# TEXT EXTRACT start

Startup and Shutdown

Startup

The cleanup service is started during application lifespan:

# backend/main.py:676-678
cleanup_service = CleanupService()
await cleanup_service.start()

The start() method (backend/services/cleanup_service.py:579-594):

  1. Checks if already running (idempotent)
  2. Sets running = True
  3. Creates background task for cleanup loop
async def start(self) -> None:
    if self.running:
        logger.warning("CleanupService already running")
        return

    logger.info("Starting CleanupService")
    self.running = True
    self._cleanup_task = asyncio.create_task(self._cleanup_loop())
    logger.info("CleanupService started successfully")

Shutdown

The shutdown sequence (backend/services/cleanup_service.py:596-615):

  1. Sets running = False
  2. Cancels the cleanup task
  3. Suppresses CancelledError during task cleanup
async def stop(self) -> None:
    if not self.running:
        return

    logger.info("Stopping CleanupService")
    self.running = False

    if self._cleanup_task:
        self._cleanup_task.cancel()
        with contextlib.suppress(asyncio.CancelledError):
            await self._cleanup_task

    self._cleanup_task = None
    logger.info("CleanupService stopped")

# TEXT EXTRACT end
# PROVIDED RECORDS start

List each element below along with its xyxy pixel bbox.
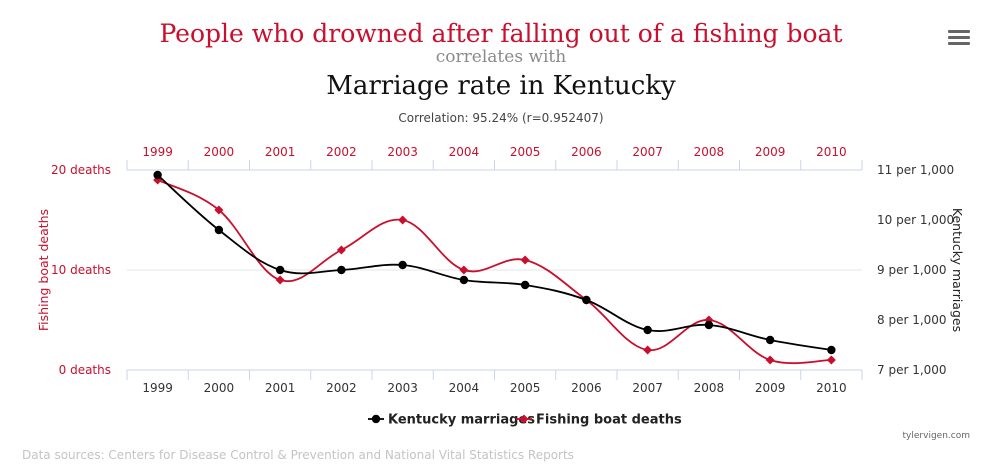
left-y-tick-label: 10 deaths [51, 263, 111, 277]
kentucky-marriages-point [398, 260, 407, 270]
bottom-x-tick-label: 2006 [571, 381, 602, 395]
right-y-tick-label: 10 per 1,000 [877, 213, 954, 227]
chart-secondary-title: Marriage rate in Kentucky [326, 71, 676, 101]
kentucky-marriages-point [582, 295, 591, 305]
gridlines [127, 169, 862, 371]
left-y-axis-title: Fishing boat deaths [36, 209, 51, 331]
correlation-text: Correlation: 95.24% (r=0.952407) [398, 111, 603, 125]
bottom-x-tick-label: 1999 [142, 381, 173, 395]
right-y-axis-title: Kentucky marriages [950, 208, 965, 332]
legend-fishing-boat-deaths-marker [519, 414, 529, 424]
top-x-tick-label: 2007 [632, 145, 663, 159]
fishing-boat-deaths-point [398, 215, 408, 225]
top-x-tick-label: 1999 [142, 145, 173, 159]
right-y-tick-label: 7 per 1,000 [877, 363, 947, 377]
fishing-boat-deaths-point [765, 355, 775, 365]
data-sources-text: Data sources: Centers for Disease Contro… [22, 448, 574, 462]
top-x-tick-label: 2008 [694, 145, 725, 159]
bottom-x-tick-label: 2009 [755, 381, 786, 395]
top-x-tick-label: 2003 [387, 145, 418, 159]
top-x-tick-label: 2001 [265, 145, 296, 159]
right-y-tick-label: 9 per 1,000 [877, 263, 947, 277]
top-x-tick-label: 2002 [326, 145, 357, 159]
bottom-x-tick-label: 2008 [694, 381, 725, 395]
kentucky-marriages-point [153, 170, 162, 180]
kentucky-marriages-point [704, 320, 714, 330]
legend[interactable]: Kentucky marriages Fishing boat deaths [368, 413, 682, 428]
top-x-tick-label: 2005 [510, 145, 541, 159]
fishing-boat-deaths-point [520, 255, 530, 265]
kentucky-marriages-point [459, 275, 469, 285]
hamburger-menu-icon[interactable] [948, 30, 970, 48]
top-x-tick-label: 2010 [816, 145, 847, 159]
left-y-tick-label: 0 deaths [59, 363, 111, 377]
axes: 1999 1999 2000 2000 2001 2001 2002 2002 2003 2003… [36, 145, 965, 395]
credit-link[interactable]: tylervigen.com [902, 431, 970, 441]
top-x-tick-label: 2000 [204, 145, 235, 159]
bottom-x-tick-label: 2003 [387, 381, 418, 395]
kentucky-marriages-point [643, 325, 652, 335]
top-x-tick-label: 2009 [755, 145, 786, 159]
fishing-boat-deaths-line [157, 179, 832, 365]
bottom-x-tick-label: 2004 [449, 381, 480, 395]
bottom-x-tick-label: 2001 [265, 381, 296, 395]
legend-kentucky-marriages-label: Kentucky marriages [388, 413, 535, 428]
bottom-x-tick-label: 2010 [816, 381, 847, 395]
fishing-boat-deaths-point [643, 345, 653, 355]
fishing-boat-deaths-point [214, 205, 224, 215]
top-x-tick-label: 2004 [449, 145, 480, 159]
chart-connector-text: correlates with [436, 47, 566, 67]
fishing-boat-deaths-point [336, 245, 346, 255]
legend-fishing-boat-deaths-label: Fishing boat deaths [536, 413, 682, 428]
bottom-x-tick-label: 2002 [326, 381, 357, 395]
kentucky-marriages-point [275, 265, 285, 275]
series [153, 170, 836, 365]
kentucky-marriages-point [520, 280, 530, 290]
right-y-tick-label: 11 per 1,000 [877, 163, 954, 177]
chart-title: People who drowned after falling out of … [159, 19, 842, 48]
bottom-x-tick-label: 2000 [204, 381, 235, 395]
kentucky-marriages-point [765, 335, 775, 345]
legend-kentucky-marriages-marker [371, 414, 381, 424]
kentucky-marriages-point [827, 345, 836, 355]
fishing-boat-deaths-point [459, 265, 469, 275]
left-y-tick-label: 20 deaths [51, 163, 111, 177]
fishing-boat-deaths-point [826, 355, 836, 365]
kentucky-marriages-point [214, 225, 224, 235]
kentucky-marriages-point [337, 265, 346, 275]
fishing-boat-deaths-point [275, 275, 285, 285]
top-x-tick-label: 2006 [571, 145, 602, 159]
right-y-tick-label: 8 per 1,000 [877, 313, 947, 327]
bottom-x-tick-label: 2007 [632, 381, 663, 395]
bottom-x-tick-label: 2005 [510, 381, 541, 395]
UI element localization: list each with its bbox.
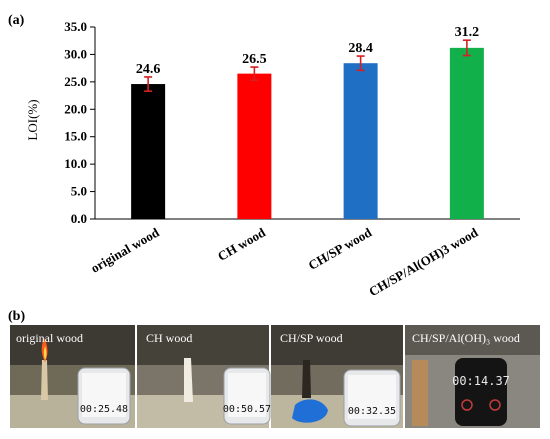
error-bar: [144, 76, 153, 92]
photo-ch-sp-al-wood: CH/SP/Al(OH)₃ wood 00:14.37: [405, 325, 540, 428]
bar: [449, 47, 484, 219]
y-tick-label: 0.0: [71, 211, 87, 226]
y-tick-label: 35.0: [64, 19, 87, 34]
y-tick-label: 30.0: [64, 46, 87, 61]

# PROVIDED RECORDS end

• SET PROBLEM: Can you pick up the startup and shutdown text on the cleanup service from where it stops and carry it on?

• EXERCISE RESULT:
Cleanup Loop

The main cleanup loop (backend/services/cleanup_service.py:555-577) runs continuously:

%%{init: {'theme': 'dark'}}%%
flowchart TB
    WaitUntil["Wait until cleanup_time"]
    RunCheck{Running?}
    RunCleanup["run_cleanup()"]
    LoopBack["Loop back to wait"]

    WaitUntil --> RunCheck
    RunCheck -->|Yes| RunCleanup
    RunCleanup --> LoopBack
    LoopBack --> WaitUntil

Schedule Calculation

The service calculates the next cleanup time (backend/services/cleanup_service.py:206-222):

def _calculate_next_cleanup(self) -> datetime:
    hours, minutes = self._parse_cleanup_time()
    now = datetime.now(UTC)

    next_cleanup = now.replace(hour=hours, minute=minutes, second=0, microsecond=0)

    # If time has already passed today, schedule for tomorrow
    if next_cleanup <= now:
        next_cleanup += timedelta(days=1)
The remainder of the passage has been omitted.